Stored data:

═══

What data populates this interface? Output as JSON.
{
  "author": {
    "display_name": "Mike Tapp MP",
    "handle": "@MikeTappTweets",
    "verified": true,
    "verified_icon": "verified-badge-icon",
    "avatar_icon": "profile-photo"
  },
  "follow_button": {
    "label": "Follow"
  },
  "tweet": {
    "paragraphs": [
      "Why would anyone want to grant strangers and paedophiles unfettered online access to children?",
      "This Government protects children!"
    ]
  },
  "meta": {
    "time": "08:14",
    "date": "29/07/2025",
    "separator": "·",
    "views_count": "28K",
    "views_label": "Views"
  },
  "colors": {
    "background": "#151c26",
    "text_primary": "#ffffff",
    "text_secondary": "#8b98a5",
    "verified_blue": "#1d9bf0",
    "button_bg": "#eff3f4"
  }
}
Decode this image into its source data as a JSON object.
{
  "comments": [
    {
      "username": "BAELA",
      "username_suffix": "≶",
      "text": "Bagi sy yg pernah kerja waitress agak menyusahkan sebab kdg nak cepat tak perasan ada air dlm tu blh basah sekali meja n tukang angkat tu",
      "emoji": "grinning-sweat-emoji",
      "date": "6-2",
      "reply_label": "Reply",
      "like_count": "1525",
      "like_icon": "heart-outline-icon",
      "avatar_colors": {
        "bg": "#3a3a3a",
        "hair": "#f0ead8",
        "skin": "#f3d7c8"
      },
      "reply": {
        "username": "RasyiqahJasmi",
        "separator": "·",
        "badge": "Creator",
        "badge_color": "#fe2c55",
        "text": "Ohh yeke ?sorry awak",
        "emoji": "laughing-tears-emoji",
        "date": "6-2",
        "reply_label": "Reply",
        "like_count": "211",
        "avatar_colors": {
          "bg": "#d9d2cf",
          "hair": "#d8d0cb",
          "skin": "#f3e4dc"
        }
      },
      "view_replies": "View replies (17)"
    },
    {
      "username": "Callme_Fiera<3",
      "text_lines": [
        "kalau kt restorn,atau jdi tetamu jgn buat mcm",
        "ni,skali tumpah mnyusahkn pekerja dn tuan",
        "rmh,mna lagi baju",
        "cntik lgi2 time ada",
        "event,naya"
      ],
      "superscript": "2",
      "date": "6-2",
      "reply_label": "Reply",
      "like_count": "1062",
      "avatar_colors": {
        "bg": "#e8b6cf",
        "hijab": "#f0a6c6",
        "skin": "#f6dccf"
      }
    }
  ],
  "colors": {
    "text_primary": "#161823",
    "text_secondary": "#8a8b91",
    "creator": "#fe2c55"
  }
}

═══

Report back each line of the entries that holds the string "JSON".

What data populates this interface? Output as JSON.
Decode this image into its source data as a JSON object.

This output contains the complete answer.